- _Instructions for the task_: Write the data below out exactly as it stands. Do not include the pictures.

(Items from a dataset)
☆ ☆ ☆ ☆

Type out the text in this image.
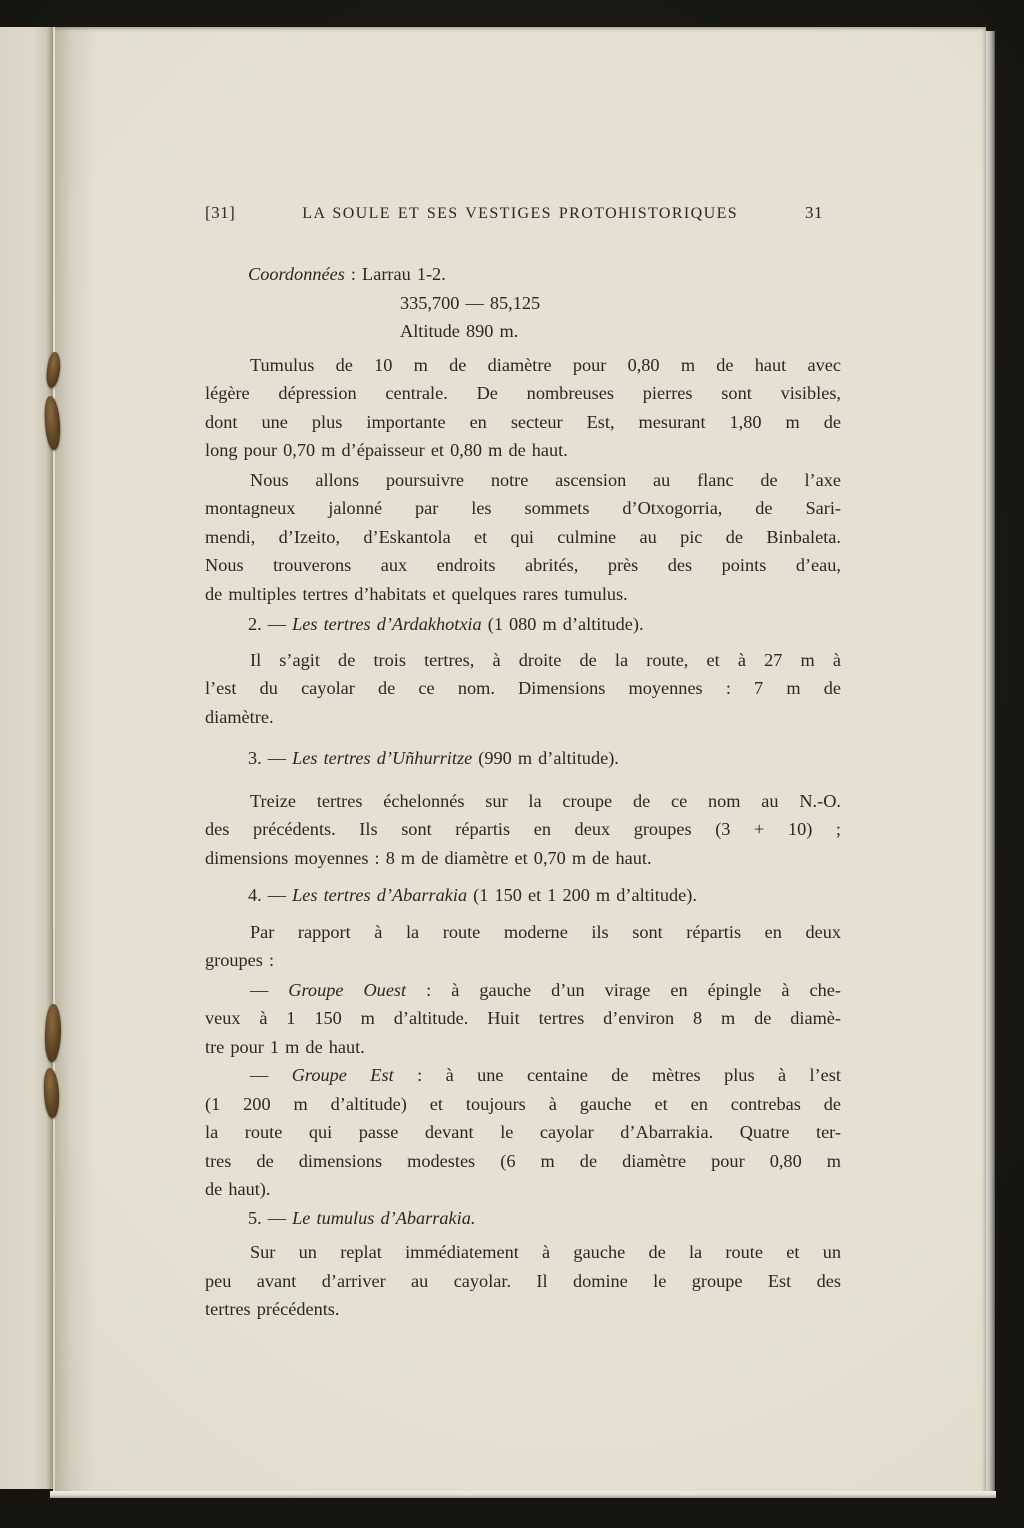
[31]	LA SOULE ET SES VESTIGES PROTOHISTORIQUES	31
Coordonnées : Larrau 1-2.
335,700 — 85,125
Altitude 890 m.
Tumulus de 10 m de diamètre pour 0,80 m de haut avec
légère dépression centrale. De nombreuses pierres sont visibles,
dont une plus importante en secteur Est, mesurant 1,80 m de
long pour 0,70 m d’épaisseur et 0,80 m de haut.
Nous allons poursuivre notre ascension au flanc de l’axe
montagneux jalonné par les sommets d’Otxogorria, de Sari-
mendi, d’Izeito, d’Eskantola et qui culmine au pic de Binbaleta.
Nous trouverons aux endroits abrités, près des points d’eau,
de multiples tertres d’habitats et quelques rares tumulus.
2. — Les tertres d’Ardakhotxia (1 080 m d’altitude).
Il s’agit de trois tertres, à droite de la route, et à 27 m à
l’est du cayolar de ce nom. Dimensions moyennes : 7 m de
diamètre.
3. — Les tertres d’Uñhurritze (990 m d’altitude).
Treize tertres échelonnés sur la croupe de ce nom au N.-O.
des précédents. Ils sont répartis en deux groupes (3 + 10) ;
dimensions moyennes : 8 m de diamètre et 0,70 m de haut.
4. — Les tertres d’Abarrakia (1 150 et 1 200 m d’altitude).
Par rapport à la route moderne ils sont répartis en deux
groupes :
— Groupe Ouest : à gauche d’un virage en épingle à che-
veux à 1 150 m d’altitude. Huit tertres d’environ 8 m de diamè-
tre pour 1 m de haut.
— Groupe Est : à une centaine de mètres plus à l’est
(1 200 m d’altitude) et toujours à gauche et en contrebas de
la route qui passe devant le cayolar d’Abarrakia. Quatre ter-
tres de dimensions modestes (6 m de diamètre pour 0,80 m
de haut).
5. — Le tumulus d’Abarrakia.
Sur un replat immédiatement à gauche de la route et un
peu avant d’arriver au cayolar. Il domine le groupe Est des
tertres précédents.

☆ ☆ ☆ ☆

- _Exercise result_:
Type out the text in this image.
[31]	LA SOULE ET SES VESTIGES PROTOHISTORIQUES	31
Coordonnées : Larrau 1-2.
335,700 — 85,125
Altitude 890 m.
Tumulus de 10 m de diamètre pour 0,80 m de haut avec
légère dépression centrale. De nombreuses pierres sont visibles,
dont une plus importante en secteur Est, mesurant 1,80 m de
long pour 0,70 m d’épaisseur et 0,80 m de haut.
Nous allons poursuivre notre ascension au flanc de l’axe
montagneux jalonné par les sommets d’Otxogorria, de Sari-
mendi, d’Izeito, d’Eskantola et qui culmine au pic de Binbaleta.
Nous trouverons aux endroits abrités, près des points d’eau,
de multiples tertres d’habitats et quelques rares tumulus.
2. — Les tertres d’Ardakhotxia (1 080 m d’altitude).
Il s’agit de trois tertres, à droite de la route, et à 27 m à
l’est du cayolar de ce nom. Dimensions moyennes : 7 m de
diamètre.
3. — Les tertres d’Uñhurritze (990 m d’altitude).
Treize tertres échelonnés sur la croupe de ce nom au N.-O.
des précédents. Ils sont répartis en deux groupes (3 + 10) ;
dimensions moyennes : 8 m de diamètre et 0,70 m de haut.
4. — Les tertres d’Abarrakia (1 150 et 1 200 m d’altitude).
Par rapport à la route moderne ils sont répartis en deux
groupes :
— Groupe Ouest : à gauche d’un virage en épingle à che-
veux à 1 150 m d’altitude. Huit tertres d’environ 8 m de diamè-
tre pour 1 m de haut.
— Groupe Est : à une centaine de mètres plus à l’est
(1 200 m d’altitude) et toujours à gauche et en contrebas de
la route qui passe devant le cayolar d’Abarrakia. Quatre ter-
tres de dimensions modestes (6 m de diamètre pour 0,80 m
de haut).
5. — Le tumulus d’Abarrakia.
Sur un replat immédiatement à gauche de la route et un
peu avant d’arriver au cayolar. Il domine le groupe Est des
tertres précédents.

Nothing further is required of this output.